- Collected data

## begin

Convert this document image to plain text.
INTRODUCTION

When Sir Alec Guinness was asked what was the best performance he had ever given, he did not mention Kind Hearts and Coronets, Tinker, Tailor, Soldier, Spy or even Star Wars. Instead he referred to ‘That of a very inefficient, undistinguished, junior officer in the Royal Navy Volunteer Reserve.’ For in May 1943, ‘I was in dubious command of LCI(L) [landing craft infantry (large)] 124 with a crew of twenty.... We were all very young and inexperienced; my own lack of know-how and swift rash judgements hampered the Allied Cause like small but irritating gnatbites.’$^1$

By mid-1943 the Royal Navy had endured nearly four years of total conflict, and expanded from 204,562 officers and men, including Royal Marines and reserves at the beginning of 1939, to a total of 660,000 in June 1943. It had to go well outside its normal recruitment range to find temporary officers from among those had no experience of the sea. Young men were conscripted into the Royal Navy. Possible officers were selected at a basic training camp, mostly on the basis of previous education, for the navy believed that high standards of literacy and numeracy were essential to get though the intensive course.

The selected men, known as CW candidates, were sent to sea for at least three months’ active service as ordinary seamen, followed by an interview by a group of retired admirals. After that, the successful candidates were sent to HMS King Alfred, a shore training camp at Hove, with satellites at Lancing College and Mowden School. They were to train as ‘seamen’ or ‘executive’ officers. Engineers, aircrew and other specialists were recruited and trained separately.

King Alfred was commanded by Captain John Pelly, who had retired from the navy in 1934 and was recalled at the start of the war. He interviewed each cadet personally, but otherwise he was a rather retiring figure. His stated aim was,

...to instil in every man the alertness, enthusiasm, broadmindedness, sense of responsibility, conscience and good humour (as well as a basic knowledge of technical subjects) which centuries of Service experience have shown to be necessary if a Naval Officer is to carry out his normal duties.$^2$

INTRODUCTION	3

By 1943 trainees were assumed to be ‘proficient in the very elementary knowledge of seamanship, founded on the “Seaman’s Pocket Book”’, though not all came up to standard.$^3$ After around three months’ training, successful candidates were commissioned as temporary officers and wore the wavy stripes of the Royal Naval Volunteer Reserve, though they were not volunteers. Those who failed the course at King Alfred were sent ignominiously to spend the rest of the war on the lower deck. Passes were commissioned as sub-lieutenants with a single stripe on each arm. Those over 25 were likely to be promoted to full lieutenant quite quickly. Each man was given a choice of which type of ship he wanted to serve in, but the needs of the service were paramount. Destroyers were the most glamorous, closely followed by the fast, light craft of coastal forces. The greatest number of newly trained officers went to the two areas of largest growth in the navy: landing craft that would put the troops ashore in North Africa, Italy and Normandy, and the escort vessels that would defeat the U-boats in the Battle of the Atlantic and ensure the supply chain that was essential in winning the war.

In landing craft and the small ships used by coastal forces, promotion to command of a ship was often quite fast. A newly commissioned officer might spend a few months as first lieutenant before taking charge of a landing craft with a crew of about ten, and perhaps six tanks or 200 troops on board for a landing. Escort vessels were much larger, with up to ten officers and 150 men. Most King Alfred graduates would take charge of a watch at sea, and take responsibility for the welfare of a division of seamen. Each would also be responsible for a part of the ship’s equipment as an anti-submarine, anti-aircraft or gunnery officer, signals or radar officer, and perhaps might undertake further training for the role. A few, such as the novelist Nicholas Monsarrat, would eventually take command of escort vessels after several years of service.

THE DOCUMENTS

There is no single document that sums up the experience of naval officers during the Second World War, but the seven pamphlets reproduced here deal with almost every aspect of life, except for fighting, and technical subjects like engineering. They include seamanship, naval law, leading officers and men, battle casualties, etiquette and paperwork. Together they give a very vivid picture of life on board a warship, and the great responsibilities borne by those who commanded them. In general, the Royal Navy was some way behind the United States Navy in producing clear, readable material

## end

- Required work
Make an exact copy of the records.

- Written answer
Convert this document image to plain text.
INTRODUCTION

When Sir Alec Guinness was asked what was the best performance he had ever given, he did not mention Kind Hearts and Coronets, Tinker, Tailor, Soldier, Spy or even Star Wars. Instead he referred to ‘That of a very inefficient, undistinguished, junior officer in the Royal Navy Volunteer Reserve.’ For in May 1943, ‘I was in dubious command of LCI(L) [landing craft infantry (large)] 124 with a crew of twenty.... We were all very young and inexperienced; my own lack of know-how and swift rash judgements hampered the Allied Cause like small but irritating gnatbites.’$^1$

By mid-1943 the Royal Navy had endured nearly four years of total conflict, and expanded from 204,562 officers and men, including Royal Marines and reserves at the beginning of 1939, to a total of 660,000 in June 1943. It had to go well outside its normal recruitment range to find temporary officers from among those had no experience of the sea. Young men were conscripted into the Royal Navy. Possible officers were selected at a basic training camp, mostly on the basis of previous education, for the navy believed that high standards of literacy and numeracy were essential to get though the intensive course.

The selected men, known as CW candidates, were sent to sea for at least three months’ active service as ordinary seamen, followed by an interview by a group of retired admirals. After that, the successful candidates were sent to HMS King Alfred, a shore training camp at Hove, with satellites at Lancing College and Mowden School. They were to train as ‘seamen’ or ‘executive’ officers. Engineers, aircrew and other specialists were recruited and trained separately.

King Alfred was commanded by Captain John Pelly, who had retired from the navy in 1934 and was recalled at the start of the war. He interviewed each cadet personally, but otherwise he was a rather retiring figure. His stated aim was,

...to instil in every man the alertness, enthusiasm, broadmindedness, sense of responsibility, conscience and good humour (as well as a basic knowledge of technical subjects) which centuries of Service experience have shown to be necessary if a Naval Officer is to carry out his normal duties.$^2$

INTRODUCTION	3

By 1943 trainees were assumed to be ‘proficient in the very elementary knowledge of seamanship, founded on the “Seaman’s Pocket Book”’, though not all came up to standard.$^3$ After around three months’ training, successful candidates were commissioned as temporary officers and wore the wavy stripes of the Royal Naval Volunteer Reserve, though they were not volunteers. Those who failed the course at King Alfred were sent ignominiously to spend the rest of the war on the lower deck. Passes were commissioned as sub-lieutenants with a single stripe on each arm. Those over 25 were likely to be promoted to full lieutenant quite quickly. Each man was given a choice of which type of ship he wanted to serve in, but the needs of the service were paramount. Destroyers were the most glamorous, closely followed by the fast, light craft of coastal forces. The greatest number of newly trained officers went to the two areas of largest growth in the navy: landing craft that would put the troops ashore in North Africa, Italy and Normandy, and the escort vessels that would defeat the U-boats in the Battle of the Atlantic and ensure the supply chain that was essential in winning the war.

In landing craft and the small ships used by coastal forces, promotion to command of a ship was often quite fast. A newly commissioned officer might spend a few months as first lieutenant before taking charge of a landing craft with a crew of about ten, and perhaps six tanks or 200 troops on board for a landing. Escort vessels were much larger, with up to ten officers and 150 men. Most King Alfred graduates would take charge of a watch at sea, and take responsibility for the welfare of a division of seamen. Each would also be responsible for a part of the ship’s equipment as an anti-submarine, anti-aircraft or gunnery officer, signals or radar officer, and perhaps might undertake further training for the role. A few, such as the novelist Nicholas Monsarrat, would eventually take command of escort vessels after several years of service.

THE DOCUMENTS

There is no single document that sums up the experience of naval officers during the Second World War, but the seven pamphlets reproduced here deal with almost every aspect of life, except for fighting, and technical subjects like engineering. They include seamanship, naval law, leading officers and men, battle casualties, etiquette and paperwork. Together they give a very vivid picture of life on board a warship, and the great responsibilities borne by those who commanded them. In general, the Royal Navy was some way behind the United States Navy in producing clear, readable material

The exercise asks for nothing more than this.